Task objective: Repeat the data word for word. Do not include the pictures.
** begin Information given **
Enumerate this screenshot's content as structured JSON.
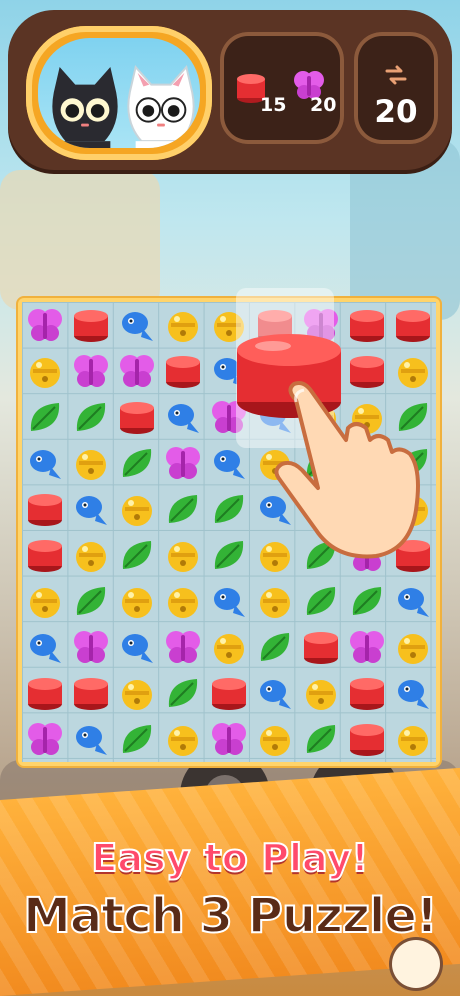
{
  "hud": {
    "goals": [
      {
        "icon": "red-block-icon",
        "count": "15"
      },
      {
        "icon": "pink-butterfly-icon",
        "count": "20"
      }
    ],
    "moves": {
      "icon": "swap-arrows-icon",
      "value": "20"
    }
  },
  "board": {
    "rows": [
      [
        "butterfly",
        "block",
        "fish",
        "bell",
        "bell",
        "block",
        "butterfly",
        "block",
        "block"
      ],
      [
        "bell",
        "butterfly",
        "butterfly",
        "block",
        "fish",
        "block",
        "block",
        "block",
        "bell"
      ],
      [
        "leaf",
        "leaf",
        "block",
        "fish",
        "butterfly",
        "fish",
        "bell",
        "bell",
        "leaf"
      ],
      [
        "fish",
        "bell",
        "leaf",
        "butterfly",
        "fish",
        "bell",
        "leaf",
        "leaf",
        "leaf"
      ],
      [
        "block",
        "fish",
        "bell",
        "leaf",
        "leaf",
        "fish",
        "bell",
        "bell",
        "bell"
      ],
      [
        "block",
        "bell",
        "leaf",
        "bell",
        "leaf",
        "bell",
        "leaf",
        "butterfly",
        "block"
      ],
      [
        "bell",
        "leaf",
        "bell",
        "bell",
        "fish",
        "bell",
        "leaf",
        "leaf",
        "fish"
      ],
      [
        "fish",
        "butterfly",
        "fish",
        "butterfly",
        "bell",
        "leaf",
        "block",
        "butterfly",
        "bell"
      ],
      [
        "block",
        "block",
        "bell",
        "leaf",
        "block",
        "fish",
        "bell",
        "block",
        "fish"
      ],
      [
        "butterfly",
        "fish",
        "leaf",
        "bell",
        "butterfly",
        "bell",
        "leaf",
        "block",
        "bell"
      ]
    ]
  },
  "colors": {
    "block": "#e52e32",
    "butterfly": "#e35ce8",
    "fish": "#2f7fe6",
    "bell": "#f7c01d",
    "leaf": "#33b336"
  },
  "banner": {
    "line1": "Easy to Play!",
    "line2": "Match 3 Puzzle!"
  }
}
** end Information given **
Solution:
Enumerate this screenshot's content as structured JSON.
{
  "hud": {
    "goals": [
      {
        "icon": "red-block-icon",
        "count": "15"
      },
      {
        "icon": "pink-butterfly-icon",
        "count": "20"
      }
    ],
    "moves": {
      "icon": "swap-arrows-icon",
      "value": "20"
    }
  },
  "board": {
    "rows": [
      [
        "butterfly",
        "block",
        "fish",
        "bell",
        "bell",
        "block",
        "butterfly",
        "block",
        "block"
      ],
      [
        "bell",
        "butterfly",
        "butterfly",
        "block",
        "fish",
        "block",
        "block",
        "block",
        "bell"
      ],
      [
        "leaf",
        "leaf",
        "block",
        "fish",
        "butterfly",
        "fish",
        "bell",
        "bell",
        "leaf"
      ],
      [
        "fish",
        "bell",
        "leaf",
        "butterfly",
        "fish",
        "bell",
        "leaf",
        "leaf",
        "leaf"
      ],
      [
        "block",
        "fish",
        "bell",
        "leaf",
        "leaf",
        "fish",
        "bell",
        "bell",
        "bell"
      ],
      [
        "block",
        "bell",
        "leaf",
        "bell",
        "leaf",
        "bell",
        "leaf",
        "butterfly",
        "block"
      ],
      [
        "bell",
        "leaf",
        "bell",
        "bell",
        "fish",
        "bell",
        "leaf",
        "leaf",
        "fish"
      ],
      [
        "fish",
        "butterfly",
        "fish",
        "butterfly",
        "bell",
        "leaf",
        "block",
        "butterfly",
        "bell"
      ],
      [
        "block",
        "block",
        "bell",
        "leaf",
        "block",
        "fish",
        "bell",
        "block",
        "fish"
      ],
      [
        "butterfly",
        "fish",
        "leaf",
        "bell",
        "butterfly",
        "bell",
        "leaf",
        "block",
        "bell"
      ]
    ]
  },
  "colors": {
    "block": "#e52e32",
    "butterfly": "#e35ce8",
    "fish": "#2f7fe6",
    "bell": "#f7c01d",
    "leaf": "#33b336"
  },
  "banner": {
    "line1": "Easy to Play!",
    "line2": "Match 3 Puzzle!"
  }
}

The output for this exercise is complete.